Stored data
....................
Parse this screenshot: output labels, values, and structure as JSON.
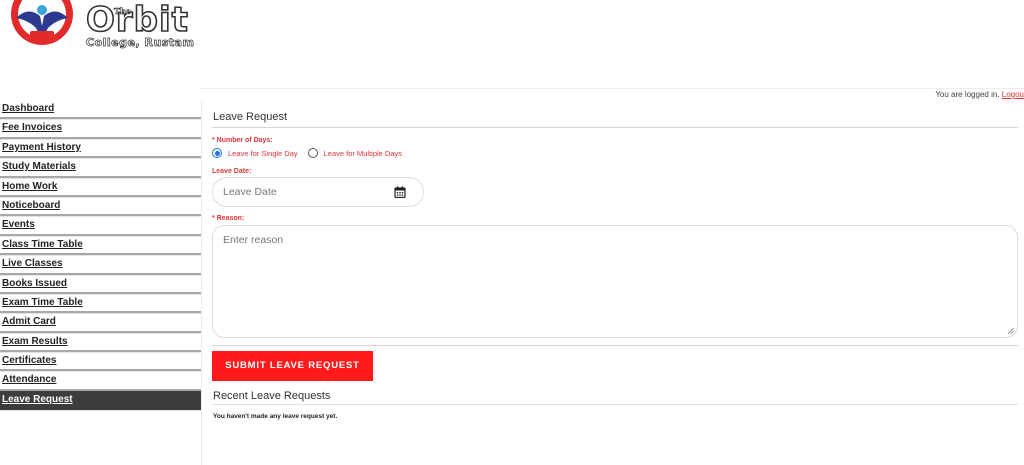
{
  "header": {
    "logo_the": "The",
    "logo_name": "Orbit",
    "logo_subtitle": "College, Rustam",
    "emblem_text": "Rustam"
  },
  "status": {
    "logged_in_text": "You are logged in.",
    "logout_label": "Logou"
  },
  "sidebar": {
    "items": [
      {
        "label": "Dashboard",
        "active": false
      },
      {
        "label": "Fee Invoices",
        "active": false
      },
      {
        "label": "Payment History",
        "active": false
      },
      {
        "label": "Study Materials",
        "active": false
      },
      {
        "label": "Home Work",
        "active": false
      },
      {
        "label": "Noticeboard",
        "active": false
      },
      {
        "label": "Events",
        "active": false
      },
      {
        "label": "Class Time Table",
        "active": false
      },
      {
        "label": "Live Classes",
        "active": false
      },
      {
        "label": "Books Issued",
        "active": false
      },
      {
        "label": "Exam Time Table",
        "active": false
      },
      {
        "label": "Admit Card",
        "active": false
      },
      {
        "label": "Exam Results",
        "active": false
      },
      {
        "label": "Certificates",
        "active": false
      },
      {
        "label": "Attendance",
        "active": false
      },
      {
        "label": "Leave Request",
        "active": true
      }
    ]
  },
  "form": {
    "title": "Leave Request",
    "days_label": "* Number of Days:",
    "options": [
      {
        "label": "Leave for Single Day",
        "checked": true
      },
      {
        "label": "Leave for Multiple Days",
        "checked": false
      }
    ],
    "date_label": "Leave Date:",
    "date_placeholder": "Leave Date",
    "reason_label": "* Reason:",
    "reason_placeholder": "Enter reason",
    "submit_label": "SUBMIT LEAVE REQUEST"
  },
  "recent": {
    "title": "Recent Leave Requests",
    "empty_message": "You haven't made any leave request yet."
  },
  "colors": {
    "accent_red": "#ff1b1b",
    "label_red": "#e0353b",
    "active_nav_bg": "#3d3d3d",
    "radio_blue": "#1a73e8"
  }
}
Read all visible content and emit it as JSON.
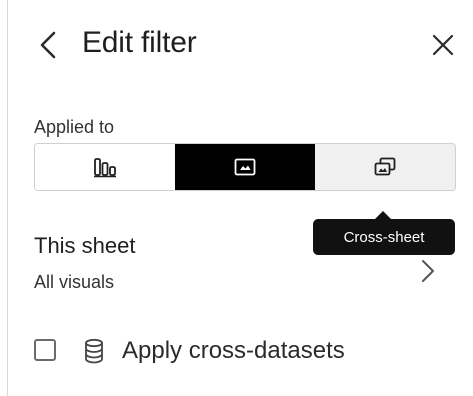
{
  "header": {
    "title": "Edit filter",
    "back_icon": "chevron-left-icon",
    "close_icon": "close-icon"
  },
  "applied_to": {
    "label": "Applied to",
    "options": [
      {
        "icon": "bar-chart-icon",
        "selected": false
      },
      {
        "icon": "single-visual-icon",
        "selected": true
      },
      {
        "icon": "cross-sheet-icon",
        "selected": false,
        "hovered": true
      }
    ],
    "tooltip": "Cross-sheet"
  },
  "scope": {
    "title": "This sheet",
    "subtitle": "All visuals",
    "chevron_icon": "chevron-right-icon"
  },
  "cross_datasets": {
    "checked": false,
    "icon": "database-icon",
    "label": "Apply cross-datasets"
  },
  "colors": {
    "selected_bg": "#000000",
    "hover_bg": "#f0f0f0",
    "tooltip_bg": "#111111",
    "text": "#1f1f1f"
  }
}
....................
* **Given request**
Without including any picture, retype the entries exactly.

* **Solution to the problem**
Parse this screenshot: output labels, values, and structure as JSON.
{
  "header": {
    "logo_the": "The",
    "logo_name": "Orbit",
    "logo_subtitle": "College, Rustam",
    "emblem_text": "Rustam"
  },
  "status": {
    "logged_in_text": "You are logged in.",
    "logout_label": "Logou"
  },
  "sidebar": {
    "items": [
      {
        "label": "Dashboard",
        "active": false
      },
      {
        "label": "Fee Invoices",
        "active": false
      },
      {
        "label": "Payment History",
        "active": false
      },
      {
        "label": "Study Materials",
        "active": false
      },
      {
        "label": "Home Work",
        "active": false
      },
      {
        "label": "Noticeboard",
        "active": false
      },
      {
        "label": "Events",
        "active": false
      },
      {
        "label": "Class Time Table",
        "active": false
      },
      {
        "label": "Live Classes",
        "active": false
      },
      {
        "label": "Books Issued",
        "active": false
      },
      {
        "label": "Exam Time Table",
        "active": false
      },
      {
        "label": "Admit Card",
        "active": false
      },
      {
        "label": "Exam Results",
        "active": false
      },
      {
        "label": "Certificates",
        "active": false
      },
      {
        "label": "Attendance",
        "active": false
      },
      {
        "label": "Leave Request",
        "active": true
      }
    ]
  },
  "form": {
    "title": "Leave Request",
    "days_label": "* Number of Days:",
    "options": [
      {
        "label": "Leave for Single Day",
        "checked": true
      },
      {
        "label": "Leave for Multiple Days",
        "checked": false
      }
    ],
    "date_label": "Leave Date:",
    "date_placeholder": "Leave Date",
    "reason_label": "* Reason:",
    "reason_placeholder": "Enter reason",
    "submit_label": "SUBMIT LEAVE REQUEST"
  },
  "recent": {
    "title": "Recent Leave Requests",
    "empty_message": "You haven't made any leave request yet."
  },
  "colors": {
    "accent_red": "#ff1b1b",
    "label_red": "#e0353b",
    "active_nav_bg": "#3d3d3d",
    "radio_blue": "#1a73e8"
  }
}
Read all visible content and emit it as JSON.
{
  "header": {
    "title": "Edit filter",
    "back_icon": "chevron-left-icon",
    "close_icon": "close-icon"
  },
  "applied_to": {
    "label": "Applied to",
    "options": [
      {
        "icon": "bar-chart-icon",
        "selected": false
      },
      {
        "icon": "single-visual-icon",
        "selected": true
      },
      {
        "icon": "cross-sheet-icon",
        "selected": false,
        "hovered": true
      }
    ],
    "tooltip": "Cross-sheet"
  },
  "scope": {
    "title": "This sheet",
    "subtitle": "All visuals",
    "chevron_icon": "chevron-right-icon"
  },
  "cross_datasets": {
    "checked": false,
    "icon": "database-icon",
    "label": "Apply cross-datasets"
  },
  "colors": {
    "selected_bg": "#000000",
    "hover_bg": "#f0f0f0",
    "tooltip_bg": "#111111",
    "text": "#1f1f1f"
  }
}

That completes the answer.